» Task details
Copy the data that follows, character for character, minus the pictures.
Begin Extracted records
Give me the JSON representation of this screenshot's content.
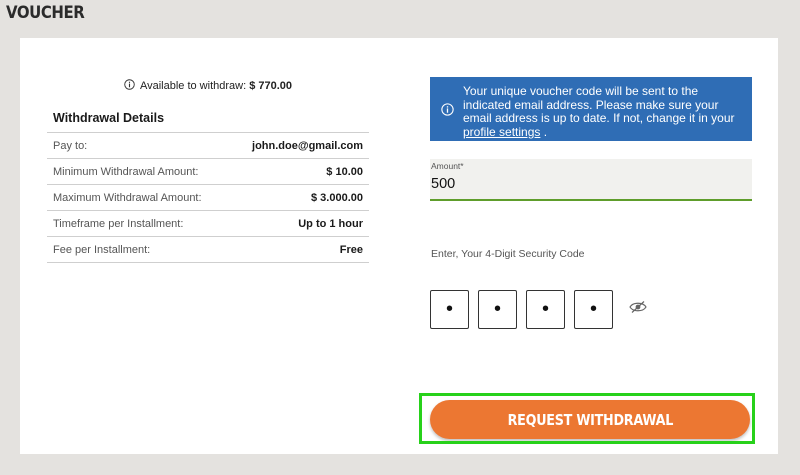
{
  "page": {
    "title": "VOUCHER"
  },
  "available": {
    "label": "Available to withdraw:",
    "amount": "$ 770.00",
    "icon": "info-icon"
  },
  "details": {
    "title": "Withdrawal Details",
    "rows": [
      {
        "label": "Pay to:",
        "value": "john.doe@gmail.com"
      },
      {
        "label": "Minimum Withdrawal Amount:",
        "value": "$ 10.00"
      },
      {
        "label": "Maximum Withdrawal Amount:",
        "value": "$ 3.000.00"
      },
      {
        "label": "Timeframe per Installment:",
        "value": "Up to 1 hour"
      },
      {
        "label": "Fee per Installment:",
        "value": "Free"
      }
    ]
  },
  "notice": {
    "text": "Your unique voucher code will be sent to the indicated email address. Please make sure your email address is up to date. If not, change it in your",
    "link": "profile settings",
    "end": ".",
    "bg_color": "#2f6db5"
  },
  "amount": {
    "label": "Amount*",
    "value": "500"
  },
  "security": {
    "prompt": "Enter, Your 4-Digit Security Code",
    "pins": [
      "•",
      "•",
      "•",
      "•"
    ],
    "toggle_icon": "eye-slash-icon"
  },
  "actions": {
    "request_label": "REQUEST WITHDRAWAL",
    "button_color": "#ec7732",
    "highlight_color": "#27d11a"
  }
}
End Extracted records
» Finished answer
Give me the JSON representation of this screenshot's content.
{
  "page": {
    "title": "VOUCHER"
  },
  "available": {
    "label": "Available to withdraw:",
    "amount": "$ 770.00",
    "icon": "info-icon"
  },
  "details": {
    "title": "Withdrawal Details",
    "rows": [
      {
        "label": "Pay to:",
        "value": "john.doe@gmail.com"
      },
      {
        "label": "Minimum Withdrawal Amount:",
        "value": "$ 10.00"
      },
      {
        "label": "Maximum Withdrawal Amount:",
        "value": "$ 3.000.00"
      },
      {
        "label": "Timeframe per Installment:",
        "value": "Up to 1 hour"
      },
      {
        "label": "Fee per Installment:",
        "value": "Free"
      }
    ]
  },
  "notice": {
    "text": "Your unique voucher code will be sent to the indicated email address. Please make sure your email address is up to date. If not, change it in your",
    "link": "profile settings",
    "end": ".",
    "bg_color": "#2f6db5"
  },
  "amount": {
    "label": "Amount*",
    "value": "500"
  },
  "security": {
    "prompt": "Enter, Your 4-Digit Security Code",
    "pins": [
      "•",
      "•",
      "•",
      "•"
    ],
    "toggle_icon": "eye-slash-icon"
  },
  "actions": {
    "request_label": "REQUEST WITHDRAWAL",
    "button_color": "#ec7732",
    "highlight_color": "#27d11a"
  }
}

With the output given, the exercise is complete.